What you should do: Go through the data and copy every line exactly, but not the images.

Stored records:
>>>>>

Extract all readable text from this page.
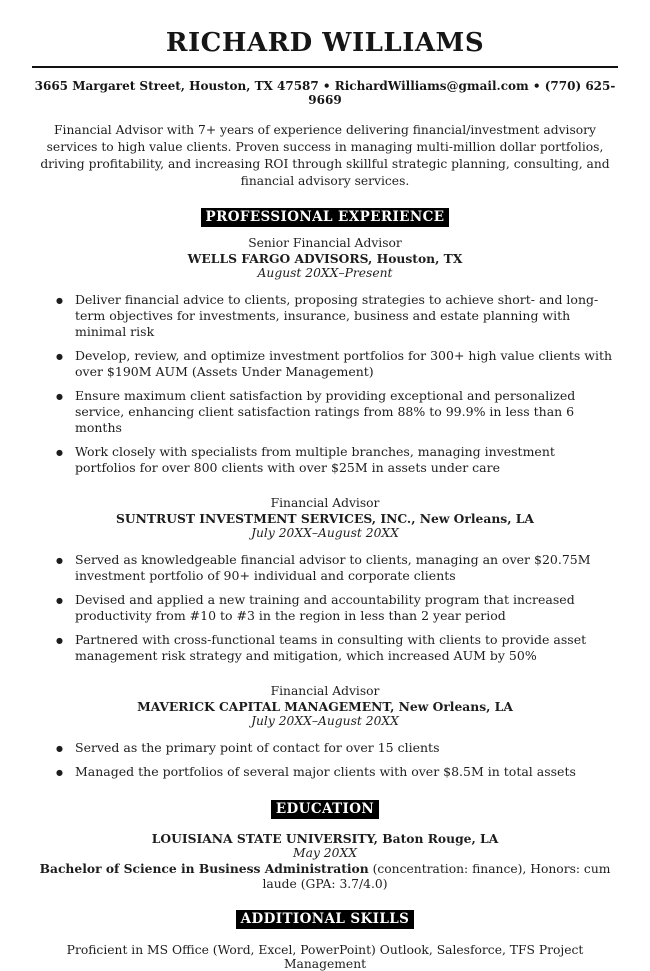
RICHARD WILLIAMS
3665 Margaret Street, Houston, TX 47587 • RichardWilliams@gmail.com • (770) 625-9669
Financial Advisor with 7+ years of experience delivering financial/investment advisory services to high value clients. Proven success in managing multi-million dollar portfolios, driving profitability, and increasing ROI through skillful strategic planning, consulting, and financial advisory services.
PROFESSIONAL EXPERIENCE
Senior Financial Advisor
WELLS FARGO ADVISORS, Houston, TX
August 20XX–Present
● Deliver financial advice to clients, proposing strategies to achieve short- and long-term objectives for investments, insurance, business and estate planning with minimal risk
● Develop, review, and optimize investment portfolios for 300+ high value clients with over $190M AUM (Assets Under Management)
● Ensure maximum client satisfaction by providing exceptional and personalized service, enhancing client satisfaction ratings from 88% to 99.9% in less than 6 months
● Work closely with specialists from multiple branches, managing investment portfolios for over 800 clients with over $25M in assets under care
Financial Advisor
SUNTRUST INVESTMENT SERVICES, INC., New Orleans, LA
July 20XX–August 20XX
● Served as knowledgeable financial advisor to clients, managing an over $20.75M investment portfolio of 90+ individual and corporate clients
● Devised and applied a new training and accountability program that increased productivity from #10 to #3 in the region in less than 2 year period
● Partnered with cross-functional teams in consulting with clients to provide asset management risk strategy and mitigation, which increased AUM by 50%
Financial Advisor
MAVERICK CAPITAL MANAGEMENT, New Orleans, LA
July 20XX–August 20XX
● Served as the primary point of contact for over 15 clients
● Managed the portfolios of several major clients with over $8.5M in total assets
EDUCATION
LOUISIANA STATE UNIVERSITY, Baton Rouge, LA
May 20XX
Bachelor of Science in Business Administration (concentration: finance), Honors: cum laude (GPA: 3.7/4.0)
ADDITIONAL SKILLS
Proficient in MS Office (Word, Excel, PowerPoint) Outlook, Salesforce, TFS Project Management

<<<<<

Solution to the exercise:
Extract all readable text from this page.
RICHARD WILLIAMS
3665 Margaret Street, Houston, TX 47587 • RichardWilliams@gmail.com • (770) 625-9669
Financial Advisor with 7+ years of experience delivering financial/investment advisory services to high value clients. Proven success in managing multi-million dollar portfolios, driving profitability, and increasing ROI through skillful strategic planning, consulting, and financial advisory services.
PROFESSIONAL EXPERIENCE
Senior Financial Advisor
WELLS FARGO ADVISORS, Houston, TX
August 20XX–Present
● Deliver financial advice to clients, proposing strategies to achieve short- and long-term objectives for investments, insurance, business and estate planning with minimal risk
● Develop, review, and optimize investment portfolios for 300+ high value clients with over $190M AUM (Assets Under Management)
● Ensure maximum client satisfaction by providing exceptional and personalized service, enhancing client satisfaction ratings from 88% to 99.9% in less than 6 months
● Work closely with specialists from multiple branches, managing investment portfolios for over 800 clients with over $25M in assets under care
Financial Advisor
SUNTRUST INVESTMENT SERVICES, INC., New Orleans, LA
July 20XX–August 20XX
● Served as knowledgeable financial advisor to clients, managing an over $20.75M investment portfolio of 90+ individual and corporate clients
● Devised and applied a new training and accountability program that increased productivity from #10 to #3 in the region in less than 2 year period
● Partnered with cross-functional teams in consulting with clients to provide asset management risk strategy and mitigation, which increased AUM by 50%
Financial Advisor
MAVERICK CAPITAL MANAGEMENT, New Orleans, LA
July 20XX–August 20XX
● Served as the primary point of contact for over 15 clients
● Managed the portfolios of several major clients with over $8.5M in total assets
EDUCATION
LOUISIANA STATE UNIVERSITY, Baton Rouge, LA
May 20XX
Bachelor of Science in Business Administration (concentration: finance), Honors: cum laude (GPA: 3.7/4.0)
ADDITIONAL SKILLS
Proficient in MS Office (Word, Excel, PowerPoint) Outlook, Salesforce, TFS Project Management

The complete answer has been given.